Stored data entries:
● ● ● ●
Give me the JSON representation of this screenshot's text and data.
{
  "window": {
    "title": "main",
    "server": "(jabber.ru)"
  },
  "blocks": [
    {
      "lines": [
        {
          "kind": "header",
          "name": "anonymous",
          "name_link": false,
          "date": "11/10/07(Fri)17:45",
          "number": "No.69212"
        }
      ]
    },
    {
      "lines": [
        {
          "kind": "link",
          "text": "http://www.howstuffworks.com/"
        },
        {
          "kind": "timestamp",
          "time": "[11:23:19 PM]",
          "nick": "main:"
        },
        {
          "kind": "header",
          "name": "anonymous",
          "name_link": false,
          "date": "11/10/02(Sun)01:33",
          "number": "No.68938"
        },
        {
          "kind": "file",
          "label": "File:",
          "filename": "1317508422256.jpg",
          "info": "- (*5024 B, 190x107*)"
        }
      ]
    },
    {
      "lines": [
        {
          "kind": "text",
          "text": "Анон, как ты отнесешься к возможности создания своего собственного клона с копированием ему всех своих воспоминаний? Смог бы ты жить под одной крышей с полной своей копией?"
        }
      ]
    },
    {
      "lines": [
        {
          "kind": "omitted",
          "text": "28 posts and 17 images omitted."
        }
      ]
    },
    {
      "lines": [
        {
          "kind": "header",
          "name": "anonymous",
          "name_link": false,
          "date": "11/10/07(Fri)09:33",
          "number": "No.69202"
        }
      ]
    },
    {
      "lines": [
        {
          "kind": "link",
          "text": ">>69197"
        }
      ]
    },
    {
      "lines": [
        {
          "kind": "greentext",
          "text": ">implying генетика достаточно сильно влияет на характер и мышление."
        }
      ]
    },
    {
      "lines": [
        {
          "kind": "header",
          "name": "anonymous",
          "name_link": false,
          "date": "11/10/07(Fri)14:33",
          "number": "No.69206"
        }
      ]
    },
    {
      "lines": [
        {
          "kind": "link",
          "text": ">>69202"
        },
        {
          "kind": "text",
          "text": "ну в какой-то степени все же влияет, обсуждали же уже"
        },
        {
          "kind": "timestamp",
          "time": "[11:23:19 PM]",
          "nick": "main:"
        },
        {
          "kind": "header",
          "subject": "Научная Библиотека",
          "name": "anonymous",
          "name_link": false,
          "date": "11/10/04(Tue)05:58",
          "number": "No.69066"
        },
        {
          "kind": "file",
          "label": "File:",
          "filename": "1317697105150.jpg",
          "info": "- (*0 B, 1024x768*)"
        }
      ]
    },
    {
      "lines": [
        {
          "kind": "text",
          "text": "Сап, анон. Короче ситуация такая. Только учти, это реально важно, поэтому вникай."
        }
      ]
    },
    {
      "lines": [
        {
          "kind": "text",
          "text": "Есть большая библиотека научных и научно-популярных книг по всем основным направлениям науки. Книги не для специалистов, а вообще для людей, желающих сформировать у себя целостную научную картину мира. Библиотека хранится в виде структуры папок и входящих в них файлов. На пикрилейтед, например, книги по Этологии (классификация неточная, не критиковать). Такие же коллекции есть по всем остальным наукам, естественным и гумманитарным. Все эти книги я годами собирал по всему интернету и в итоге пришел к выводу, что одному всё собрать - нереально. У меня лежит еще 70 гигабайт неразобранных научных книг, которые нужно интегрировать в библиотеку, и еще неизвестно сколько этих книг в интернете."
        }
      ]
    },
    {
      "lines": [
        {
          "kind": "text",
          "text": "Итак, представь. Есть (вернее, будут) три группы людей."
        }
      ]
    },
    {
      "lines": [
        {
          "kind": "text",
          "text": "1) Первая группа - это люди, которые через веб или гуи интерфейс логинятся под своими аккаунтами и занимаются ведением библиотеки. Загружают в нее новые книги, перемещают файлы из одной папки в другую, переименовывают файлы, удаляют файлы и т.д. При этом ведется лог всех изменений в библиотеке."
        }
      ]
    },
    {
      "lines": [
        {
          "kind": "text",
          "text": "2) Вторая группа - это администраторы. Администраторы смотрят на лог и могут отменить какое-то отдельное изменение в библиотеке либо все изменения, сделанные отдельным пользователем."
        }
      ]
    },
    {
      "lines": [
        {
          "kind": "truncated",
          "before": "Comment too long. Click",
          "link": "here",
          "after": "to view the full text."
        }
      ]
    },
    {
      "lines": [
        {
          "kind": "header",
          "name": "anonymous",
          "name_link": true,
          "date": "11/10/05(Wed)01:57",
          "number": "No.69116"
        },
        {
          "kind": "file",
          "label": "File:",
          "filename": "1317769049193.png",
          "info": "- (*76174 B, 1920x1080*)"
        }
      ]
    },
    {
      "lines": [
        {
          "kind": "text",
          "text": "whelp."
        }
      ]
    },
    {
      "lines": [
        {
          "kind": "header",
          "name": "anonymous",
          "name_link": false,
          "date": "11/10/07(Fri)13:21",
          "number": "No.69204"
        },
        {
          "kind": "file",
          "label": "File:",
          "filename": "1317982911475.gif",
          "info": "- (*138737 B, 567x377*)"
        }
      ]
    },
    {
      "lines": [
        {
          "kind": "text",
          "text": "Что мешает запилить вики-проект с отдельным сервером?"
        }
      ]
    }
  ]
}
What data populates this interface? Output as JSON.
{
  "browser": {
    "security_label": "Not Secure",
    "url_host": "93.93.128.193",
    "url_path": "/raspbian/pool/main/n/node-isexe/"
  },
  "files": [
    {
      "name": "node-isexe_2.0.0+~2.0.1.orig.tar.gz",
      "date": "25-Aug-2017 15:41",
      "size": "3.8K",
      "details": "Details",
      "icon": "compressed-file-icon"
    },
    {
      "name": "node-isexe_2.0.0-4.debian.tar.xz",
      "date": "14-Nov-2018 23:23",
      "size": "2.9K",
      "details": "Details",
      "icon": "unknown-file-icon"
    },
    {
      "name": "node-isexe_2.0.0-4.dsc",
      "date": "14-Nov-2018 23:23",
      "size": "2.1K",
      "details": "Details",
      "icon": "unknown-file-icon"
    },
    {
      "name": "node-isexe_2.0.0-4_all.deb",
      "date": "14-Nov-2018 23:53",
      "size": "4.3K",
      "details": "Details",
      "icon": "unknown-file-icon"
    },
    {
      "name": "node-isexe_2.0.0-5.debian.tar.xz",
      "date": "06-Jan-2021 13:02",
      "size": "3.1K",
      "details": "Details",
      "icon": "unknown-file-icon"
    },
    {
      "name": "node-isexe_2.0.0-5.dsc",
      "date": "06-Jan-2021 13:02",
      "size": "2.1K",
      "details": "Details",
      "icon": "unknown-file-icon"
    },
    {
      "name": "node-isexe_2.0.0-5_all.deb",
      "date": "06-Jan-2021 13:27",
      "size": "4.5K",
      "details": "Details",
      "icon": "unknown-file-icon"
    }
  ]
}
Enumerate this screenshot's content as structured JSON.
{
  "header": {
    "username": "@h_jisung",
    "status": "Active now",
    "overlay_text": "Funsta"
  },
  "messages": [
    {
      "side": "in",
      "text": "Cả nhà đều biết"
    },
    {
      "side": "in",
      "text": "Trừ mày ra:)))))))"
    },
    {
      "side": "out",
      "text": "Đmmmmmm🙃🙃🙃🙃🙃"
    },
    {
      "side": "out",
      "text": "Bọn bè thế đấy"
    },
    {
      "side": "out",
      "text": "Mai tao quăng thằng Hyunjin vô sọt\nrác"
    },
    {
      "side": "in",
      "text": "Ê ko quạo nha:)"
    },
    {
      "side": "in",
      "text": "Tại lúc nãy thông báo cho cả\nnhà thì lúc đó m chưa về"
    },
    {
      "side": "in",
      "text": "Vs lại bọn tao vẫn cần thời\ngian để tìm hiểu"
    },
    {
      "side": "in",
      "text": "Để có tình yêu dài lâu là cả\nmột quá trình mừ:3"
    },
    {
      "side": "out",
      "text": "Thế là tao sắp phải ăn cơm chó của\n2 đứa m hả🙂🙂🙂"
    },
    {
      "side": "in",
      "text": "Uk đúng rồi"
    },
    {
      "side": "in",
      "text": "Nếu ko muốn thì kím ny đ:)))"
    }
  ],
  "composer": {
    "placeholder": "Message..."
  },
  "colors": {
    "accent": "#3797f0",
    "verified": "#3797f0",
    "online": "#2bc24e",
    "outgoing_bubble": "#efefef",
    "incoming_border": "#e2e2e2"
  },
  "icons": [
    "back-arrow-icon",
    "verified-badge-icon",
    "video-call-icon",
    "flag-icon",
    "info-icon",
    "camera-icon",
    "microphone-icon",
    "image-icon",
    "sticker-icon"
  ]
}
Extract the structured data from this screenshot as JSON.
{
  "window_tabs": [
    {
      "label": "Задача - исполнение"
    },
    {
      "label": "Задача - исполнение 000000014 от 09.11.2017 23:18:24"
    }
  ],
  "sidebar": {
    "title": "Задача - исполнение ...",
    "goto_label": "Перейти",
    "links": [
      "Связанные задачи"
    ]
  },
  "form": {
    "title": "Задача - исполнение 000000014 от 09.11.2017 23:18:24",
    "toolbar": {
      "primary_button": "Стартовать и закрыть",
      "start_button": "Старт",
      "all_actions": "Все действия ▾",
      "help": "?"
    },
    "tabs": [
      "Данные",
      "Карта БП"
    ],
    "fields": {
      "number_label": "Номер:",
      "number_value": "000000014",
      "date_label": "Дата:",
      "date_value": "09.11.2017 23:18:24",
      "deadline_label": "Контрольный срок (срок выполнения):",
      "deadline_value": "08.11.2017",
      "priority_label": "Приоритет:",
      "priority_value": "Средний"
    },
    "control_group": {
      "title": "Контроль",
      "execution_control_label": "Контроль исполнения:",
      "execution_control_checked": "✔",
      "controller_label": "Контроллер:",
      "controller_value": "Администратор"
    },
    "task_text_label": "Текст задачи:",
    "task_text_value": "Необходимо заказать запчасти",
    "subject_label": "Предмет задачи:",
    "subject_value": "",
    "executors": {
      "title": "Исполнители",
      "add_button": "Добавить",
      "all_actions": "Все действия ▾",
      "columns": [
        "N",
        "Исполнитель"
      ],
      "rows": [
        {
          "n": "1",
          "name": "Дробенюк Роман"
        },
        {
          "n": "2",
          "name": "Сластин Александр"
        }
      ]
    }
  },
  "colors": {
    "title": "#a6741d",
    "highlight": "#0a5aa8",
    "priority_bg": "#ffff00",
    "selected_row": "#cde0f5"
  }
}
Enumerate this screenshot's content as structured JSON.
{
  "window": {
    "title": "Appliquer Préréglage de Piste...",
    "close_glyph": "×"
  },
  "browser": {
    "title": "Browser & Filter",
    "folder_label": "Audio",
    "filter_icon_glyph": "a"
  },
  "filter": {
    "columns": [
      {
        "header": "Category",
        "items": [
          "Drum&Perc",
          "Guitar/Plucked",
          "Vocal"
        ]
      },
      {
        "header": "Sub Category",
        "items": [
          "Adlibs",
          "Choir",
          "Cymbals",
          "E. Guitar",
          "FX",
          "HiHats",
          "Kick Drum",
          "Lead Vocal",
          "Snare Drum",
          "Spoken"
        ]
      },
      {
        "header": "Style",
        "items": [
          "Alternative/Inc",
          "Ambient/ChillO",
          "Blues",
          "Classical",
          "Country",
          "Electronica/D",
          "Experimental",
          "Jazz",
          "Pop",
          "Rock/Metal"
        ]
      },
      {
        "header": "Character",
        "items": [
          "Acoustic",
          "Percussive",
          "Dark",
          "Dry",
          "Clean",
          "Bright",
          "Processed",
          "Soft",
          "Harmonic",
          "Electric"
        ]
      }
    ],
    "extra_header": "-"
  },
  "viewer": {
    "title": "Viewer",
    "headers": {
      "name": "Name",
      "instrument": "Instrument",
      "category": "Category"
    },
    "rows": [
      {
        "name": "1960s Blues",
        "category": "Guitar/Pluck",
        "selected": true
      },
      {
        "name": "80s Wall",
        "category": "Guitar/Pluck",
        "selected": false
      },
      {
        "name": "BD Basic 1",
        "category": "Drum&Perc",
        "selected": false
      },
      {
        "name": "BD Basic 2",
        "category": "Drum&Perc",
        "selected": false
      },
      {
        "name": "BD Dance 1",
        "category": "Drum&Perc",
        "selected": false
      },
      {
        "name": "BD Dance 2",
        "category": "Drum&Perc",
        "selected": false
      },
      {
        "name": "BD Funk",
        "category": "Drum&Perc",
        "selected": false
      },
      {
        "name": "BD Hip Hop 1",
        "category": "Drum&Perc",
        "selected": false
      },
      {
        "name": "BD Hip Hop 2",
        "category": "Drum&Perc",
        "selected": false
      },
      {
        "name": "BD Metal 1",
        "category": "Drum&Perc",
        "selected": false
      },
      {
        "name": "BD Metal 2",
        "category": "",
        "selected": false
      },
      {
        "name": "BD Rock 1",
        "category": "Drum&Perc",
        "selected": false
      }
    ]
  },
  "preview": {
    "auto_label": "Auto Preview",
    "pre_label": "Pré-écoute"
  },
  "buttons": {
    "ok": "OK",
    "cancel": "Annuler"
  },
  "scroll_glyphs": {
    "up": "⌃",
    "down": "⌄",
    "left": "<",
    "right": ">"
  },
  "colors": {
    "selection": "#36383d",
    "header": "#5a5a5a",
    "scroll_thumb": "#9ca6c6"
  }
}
● ● ● ●
§ **WORK INSTRUCTIONS**
Search the data for the string "отдельным". List each line that has it.

§ **IN RESPONSE**
          "text": "2) Вторая группа - это администраторы. Администраторы смотрят на лог и могут отменить какое-то отдельное изменение в библиотеке либо все изменения, сделанные отдельным пользователем."
          "text": "Что мешает запилить вики-проект с отдельным сервером?"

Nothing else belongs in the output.